RECORD SET -
# # # #
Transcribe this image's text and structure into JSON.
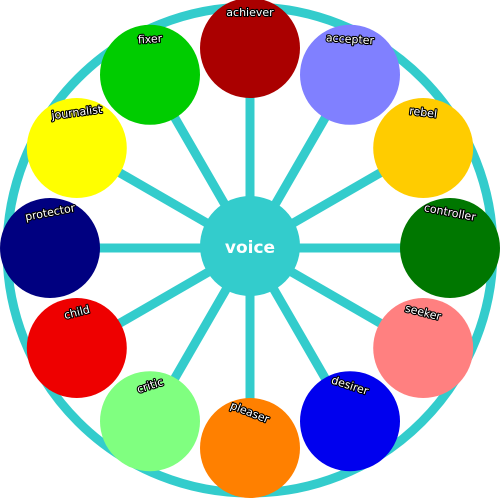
{
  "diagram": {
    "hub": {
      "label": "voice",
      "color": "#33cccc"
    },
    "ring_color": "#33cccc",
    "spoke_color": "#33cccc",
    "nodes": [
      {
        "name": "achiever",
        "color": "#aa0000"
      },
      {
        "name": "accepter",
        "color": "#8080ff"
      },
      {
        "name": "rebel",
        "color": "#ffcc00"
      },
      {
        "name": "controller",
        "color": "#007700"
      },
      {
        "name": "seeker",
        "color": "#ff8080"
      },
      {
        "name": "desirer",
        "color": "#0000ee"
      },
      {
        "name": "pleaser",
        "color": "#ff8000"
      },
      {
        "name": "critic",
        "color": "#80ff80"
      },
      {
        "name": "child",
        "color": "#ee0000"
      },
      {
        "name": "protector",
        "color": "#000080"
      },
      {
        "name": "journalist",
        "color": "#ffff00"
      },
      {
        "name": "fixer",
        "color": "#00cc00"
      }
    ]
  }
}
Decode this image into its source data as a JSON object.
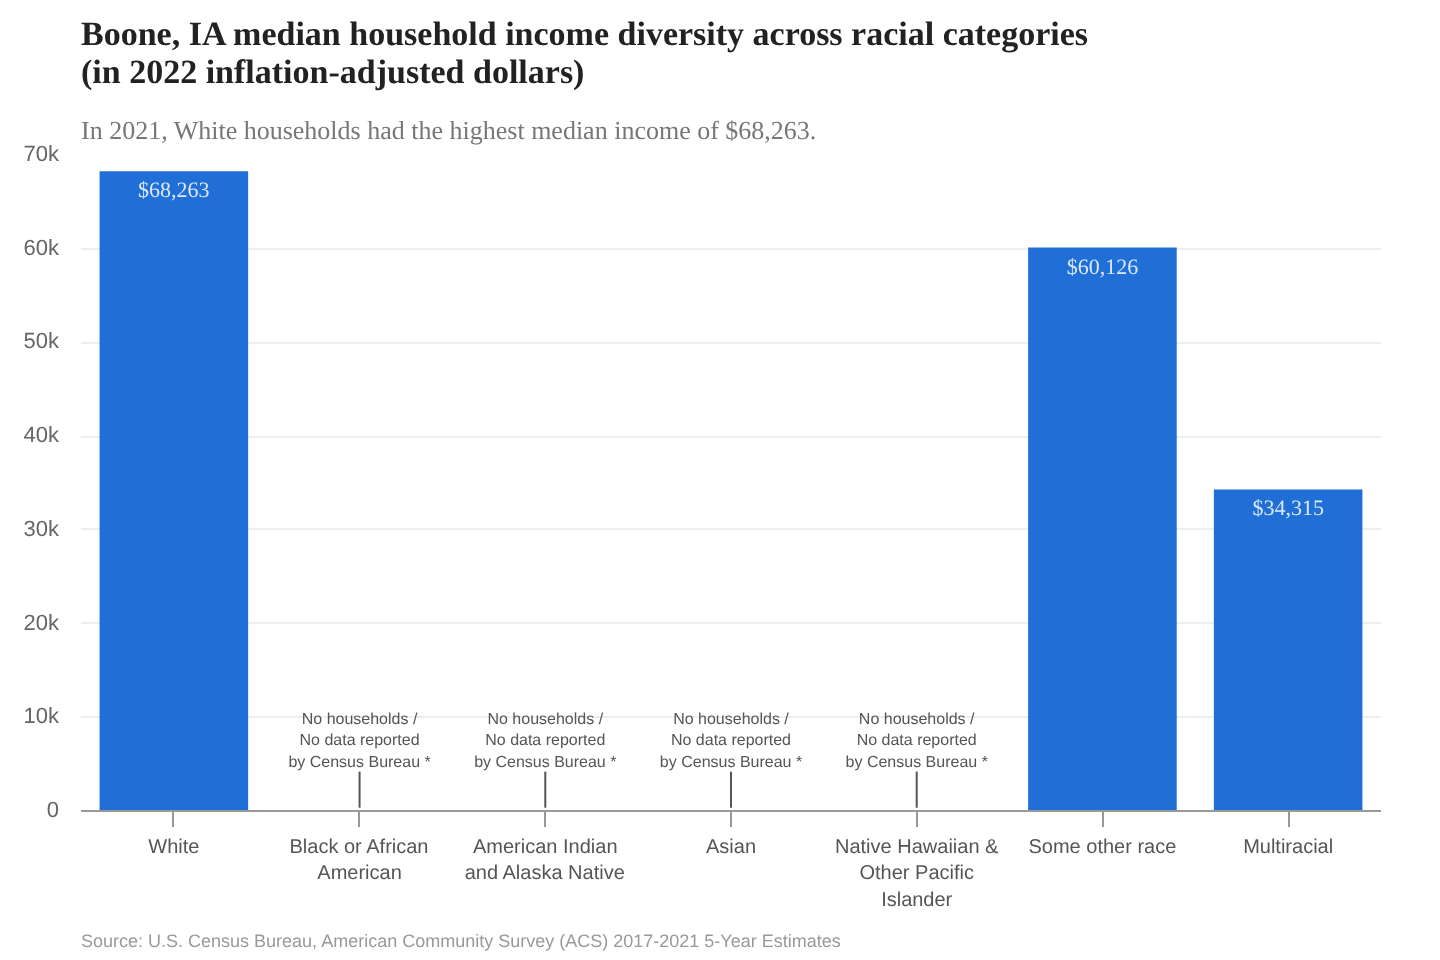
{
  "chart_data": {
    "type": "bar",
    "title": "Boone, IA median household income diversity across racial categories (in 2022 inflation-adjusted dollars)",
    "subtitle": "In 2021, White households had the highest median income of $68,263.",
    "categories": [
      "White",
      "Black or African American",
      "American Indian and Alaska Native",
      "Asian",
      "Native Hawaiian & Other Pacific Islander",
      "Some other race",
      "Multiracial"
    ],
    "values": [
      68263,
      null,
      null,
      null,
      null,
      60126,
      34315
    ],
    "value_labels": [
      "$68,263",
      null,
      null,
      null,
      null,
      "$60,126",
      "$34,315"
    ],
    "color": "#1f6fd6",
    "ylim": [
      0,
      70000
    ],
    "yticks": [
      0,
      {
        "value": 10000,
        "label": "10k"
      },
      {
        "value": 20000,
        "label": "20k"
      },
      {
        "value": 30000,
        "label": "30k"
      },
      {
        "value": 40000,
        "label": "40k"
      },
      {
        "value": 50000,
        "label": "50k"
      },
      {
        "value": 60000,
        "label": "60k"
      },
      {
        "value": 70000,
        "label": "70k"
      }
    ],
    "grid": "y",
    "annotations": [
      "No households / No data reported by Census Bureau *",
      "No households / No data reported by Census Bureau *",
      "No households / No data reported by Census Bureau *",
      "No households / No data reported by Census Bureau *",
      "Source: U.S. Census Bureau, American Community Survey (ACS) 2017-2021 5-Year Estimates"
    ]
  }
}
# # # #
WORK TO DO - Copy the listing exactly. Any image in it stays out of the copy.

EXERCISE OUTPUT -
Transcribe this image's text and structure into JSON.
{
  "diagram": {
    "hub": {
      "label": "voice",
      "color": "#33cccc"
    },
    "ring_color": "#33cccc",
    "spoke_color": "#33cccc",
    "nodes": [
      {
        "name": "achiever",
        "color": "#aa0000"
      },
      {
        "name": "accepter",
        "color": "#8080ff"
      },
      {
        "name": "rebel",
        "color": "#ffcc00"
      },
      {
        "name": "controller",
        "color": "#007700"
      },
      {
        "name": "seeker",
        "color": "#ff8080"
      },
      {
        "name": "desirer",
        "color": "#0000ee"
      },
      {
        "name": "pleaser",
        "color": "#ff8000"
      },
      {
        "name": "critic",
        "color": "#80ff80"
      },
      {
        "name": "child",
        "color": "#ee0000"
      },
      {
        "name": "protector",
        "color": "#000080"
      },
      {
        "name": "journalist",
        "color": "#ffff00"
      },
      {
        "name": "fixer",
        "color": "#00cc00"
      }
    ]
  }
}
Decode this image into its source data as a JSON object.
{
  "chart_data": {
    "type": "bar",
    "title": "Boone, IA median household income diversity across racial categories (in 2022 inflation-adjusted dollars)",
    "subtitle": "In 2021, White households had the highest median income of $68,263.",
    "categories": [
      "White",
      "Black or African American",
      "American Indian and Alaska Native",
      "Asian",
      "Native Hawaiian & Other Pacific Islander",
      "Some other race",
      "Multiracial"
    ],
    "values": [
      68263,
      null,
      null,
      null,
      null,
      60126,
      34315
    ],
    "value_labels": [
      "$68,263",
      null,
      null,
      null,
      null,
      "$60,126",
      "$34,315"
    ],
    "color": "#1f6fd6",
    "ylim": [
      0,
      70000
    ],
    "yticks": [
      0,
      {
        "value": 10000,
        "label": "10k"
      },
      {
        "value": 20000,
        "label": "20k"
      },
      {
        "value": 30000,
        "label": "30k"
      },
      {
        "value": 40000,
        "label": "40k"
      },
      {
        "value": 50000,
        "label": "50k"
      },
      {
        "value": 60000,
        "label": "60k"
      },
      {
        "value": 70000,
        "label": "70k"
      }
    ],
    "grid": "y",
    "annotations": [
      "No households / No data reported by Census Bureau *",
      "No households / No data reported by Census Bureau *",
      "No households / No data reported by Census Bureau *",
      "No households / No data reported by Census Bureau *",
      "Source: U.S. Census Bureau, American Community Survey (ACS) 2017-2021 5-Year Estimates"
    ]
  }
}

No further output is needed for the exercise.